> [TEXT]
--------------------------------------------------

The Company’s available-for-sale and held-to-maturity securities with unrealized losses are reviewed quarterly to identify other-than-temporary impairments in value. In evaluating whether a decline in value is other-than-temporary, the Company considers several factors including, but not limited to the following: (1) the extent and the duration of the decline; (2) the reasons for the decline in value (credit event, currency or interest-rate related, including general credit spread widening); and (3) the financial condition of and near-term prospects of the issuer. With regard to available-for-sale equity securities, the Company also considers the ability and intent to hold the investment for a period of time to allow for a recovery of value. When it is determined that a decline in value of an equity security is other-than-temporary, the carrying value of the equity security is reduced to its fair value, with a corresponding charge to earnings.

 

In addition, in April 2009, the Financial Accounting Standards Board (“FASB”) revised the authoritative guidance for the recognition and presentation of other-than-temporary impairments for debt securities. The Company early adopted this guidance on January 1, 2009. This guidance indicates that an other-than-temporary impairment must be recognized in earnings for a debt security in an unrealized loss position when an entity either (a) has the intent to sell the debt security or (b) more likely than not will be required to sell the debt security before its anticipated recovery. Prior to the adoption of this guidance the Company was required to record an other-than-temporary impairment for a debt security unless it could assert that it had both the intent and ability to hold the security for a period of time sufficient to allow for a recovery in its fair value to its amortized cost basis. For all debt securities in unrealized loss positions that do not meet either of these two criteria, the guidance requires that the Company analyze its ability to recover the amortized cost by comparing the net present value of projected future cash flows with the amortized cost of the security. The net present value is calculated by discounting the Company’s best estimate of projected future cash flows at the effective interest rate implicit in the debt security prior to impairment. The Company may use the estimated fair value of collateral as a proxy for the net present value if it believes that the security is dependent on the liquidation of collateral for recovery of its investment. If the net present value is less than the amortized cost of the investment, the difference is recorded as an other-than-temporary impairment.

--------------------------------------------------

> [SET PROBLEM 1]
Using the text on other-than-temporary impairments, answer:
(a) How often does the Company review securities with unrealized losses?
(b) On what date did the Company early adopt the revised FASB guidance?
(c) At what rate are projected future cash flows discounted to calculate net present value?

> [SUPPLIED DATA]
--------------------------------------------------

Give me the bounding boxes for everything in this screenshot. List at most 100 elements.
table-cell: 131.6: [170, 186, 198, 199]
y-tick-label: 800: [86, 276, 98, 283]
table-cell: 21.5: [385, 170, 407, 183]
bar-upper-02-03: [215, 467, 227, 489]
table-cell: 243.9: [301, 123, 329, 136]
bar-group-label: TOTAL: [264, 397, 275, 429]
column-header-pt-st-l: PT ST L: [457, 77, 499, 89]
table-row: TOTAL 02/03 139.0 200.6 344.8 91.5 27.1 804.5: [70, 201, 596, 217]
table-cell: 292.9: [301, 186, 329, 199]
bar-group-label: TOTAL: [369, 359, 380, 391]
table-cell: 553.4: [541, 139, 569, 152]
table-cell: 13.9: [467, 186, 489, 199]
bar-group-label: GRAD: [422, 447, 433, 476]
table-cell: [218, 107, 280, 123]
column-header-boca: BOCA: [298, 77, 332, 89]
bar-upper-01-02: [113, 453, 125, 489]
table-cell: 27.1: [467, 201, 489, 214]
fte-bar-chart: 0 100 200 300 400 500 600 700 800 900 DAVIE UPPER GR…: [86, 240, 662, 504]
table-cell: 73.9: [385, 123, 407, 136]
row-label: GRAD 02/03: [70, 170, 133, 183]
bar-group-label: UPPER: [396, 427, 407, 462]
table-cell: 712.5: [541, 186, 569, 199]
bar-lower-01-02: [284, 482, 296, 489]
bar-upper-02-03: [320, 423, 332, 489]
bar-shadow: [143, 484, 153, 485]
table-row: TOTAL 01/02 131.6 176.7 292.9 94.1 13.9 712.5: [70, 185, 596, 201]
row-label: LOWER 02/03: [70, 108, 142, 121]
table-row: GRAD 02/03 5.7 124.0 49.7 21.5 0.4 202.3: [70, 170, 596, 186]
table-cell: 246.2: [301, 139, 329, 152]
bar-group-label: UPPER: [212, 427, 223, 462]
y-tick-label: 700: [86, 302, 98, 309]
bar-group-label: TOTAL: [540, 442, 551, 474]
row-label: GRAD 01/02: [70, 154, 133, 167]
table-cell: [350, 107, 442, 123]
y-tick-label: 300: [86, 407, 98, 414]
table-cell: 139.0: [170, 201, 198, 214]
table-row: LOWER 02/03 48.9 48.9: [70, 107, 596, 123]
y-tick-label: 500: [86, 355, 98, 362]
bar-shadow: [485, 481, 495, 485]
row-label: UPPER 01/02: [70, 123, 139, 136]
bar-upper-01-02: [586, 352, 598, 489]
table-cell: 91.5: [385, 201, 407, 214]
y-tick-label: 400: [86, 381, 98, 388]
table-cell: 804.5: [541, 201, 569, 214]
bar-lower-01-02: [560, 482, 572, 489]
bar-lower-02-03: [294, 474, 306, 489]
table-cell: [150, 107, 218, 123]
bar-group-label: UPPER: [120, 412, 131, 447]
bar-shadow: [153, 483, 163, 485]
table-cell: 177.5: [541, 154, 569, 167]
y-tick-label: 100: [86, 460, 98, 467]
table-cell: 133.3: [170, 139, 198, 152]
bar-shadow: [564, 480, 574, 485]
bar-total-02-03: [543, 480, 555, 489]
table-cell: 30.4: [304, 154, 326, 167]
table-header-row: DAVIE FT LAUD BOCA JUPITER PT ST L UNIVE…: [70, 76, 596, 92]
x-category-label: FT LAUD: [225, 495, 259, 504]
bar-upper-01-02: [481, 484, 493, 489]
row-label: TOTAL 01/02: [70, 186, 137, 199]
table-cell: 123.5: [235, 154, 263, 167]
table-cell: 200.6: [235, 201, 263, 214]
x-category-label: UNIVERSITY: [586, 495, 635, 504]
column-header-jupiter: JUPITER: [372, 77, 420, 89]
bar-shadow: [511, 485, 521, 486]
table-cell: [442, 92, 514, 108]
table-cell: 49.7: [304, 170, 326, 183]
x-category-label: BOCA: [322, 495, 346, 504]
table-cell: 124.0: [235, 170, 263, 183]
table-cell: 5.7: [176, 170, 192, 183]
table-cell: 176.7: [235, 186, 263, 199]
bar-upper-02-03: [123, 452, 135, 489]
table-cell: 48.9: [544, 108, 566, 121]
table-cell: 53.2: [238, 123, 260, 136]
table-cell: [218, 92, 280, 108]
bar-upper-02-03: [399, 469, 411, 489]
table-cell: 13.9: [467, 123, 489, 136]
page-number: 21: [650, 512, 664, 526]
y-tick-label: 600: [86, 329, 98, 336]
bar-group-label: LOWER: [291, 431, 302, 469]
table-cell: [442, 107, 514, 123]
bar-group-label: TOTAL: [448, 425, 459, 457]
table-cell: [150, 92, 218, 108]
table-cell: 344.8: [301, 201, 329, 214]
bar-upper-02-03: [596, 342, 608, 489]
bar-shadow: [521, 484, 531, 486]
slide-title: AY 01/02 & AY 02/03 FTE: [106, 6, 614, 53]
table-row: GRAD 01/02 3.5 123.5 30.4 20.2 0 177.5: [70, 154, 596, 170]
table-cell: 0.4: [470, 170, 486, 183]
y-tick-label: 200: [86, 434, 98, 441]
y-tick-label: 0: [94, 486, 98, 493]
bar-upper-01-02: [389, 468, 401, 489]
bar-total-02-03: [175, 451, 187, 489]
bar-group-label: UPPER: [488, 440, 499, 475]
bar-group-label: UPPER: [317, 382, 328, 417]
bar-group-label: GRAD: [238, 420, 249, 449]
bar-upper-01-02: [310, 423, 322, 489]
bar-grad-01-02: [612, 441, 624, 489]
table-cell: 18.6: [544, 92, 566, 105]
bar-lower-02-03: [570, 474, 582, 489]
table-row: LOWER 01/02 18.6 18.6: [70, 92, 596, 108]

--------------------------------------------------

> [SET PROBLEM 2]
Recast the listing as a numbered list, running from its first line up to and including the line that contains "table-row: TOTAL 02/03", and omit blank lines.

> [CORRECT ANSWER 1]
(a) Quarterly.
(b) January 1, 2009.
(c) At the effective interest rate implicit in the debt security prior to impairment.

> [CORRECT ANSWER 2]
1. Give me the bounding boxes for everything in this screenshot. List at most 100 elements.
2. table-cell: 131.6: [170, 186, 198, 199]
3. y-tick-label: 800: [86, 276, 98, 283]
4. table-cell: 21.5: [385, 170, 407, 183]
5. bar-upper-02-03: [215, 467, 227, 489]
6. table-cell: 243.9: [301, 123, 329, 136]
7. bar-group-label: TOTAL: [264, 397, 275, 429]
8. column-header-pt-st-l: PT ST L: [457, 77, 499, 89]
9. table-row: TOTAL 02/03 139.0 200.6 344.8 91.5 27.1 804.5: [70, 201, 596, 217]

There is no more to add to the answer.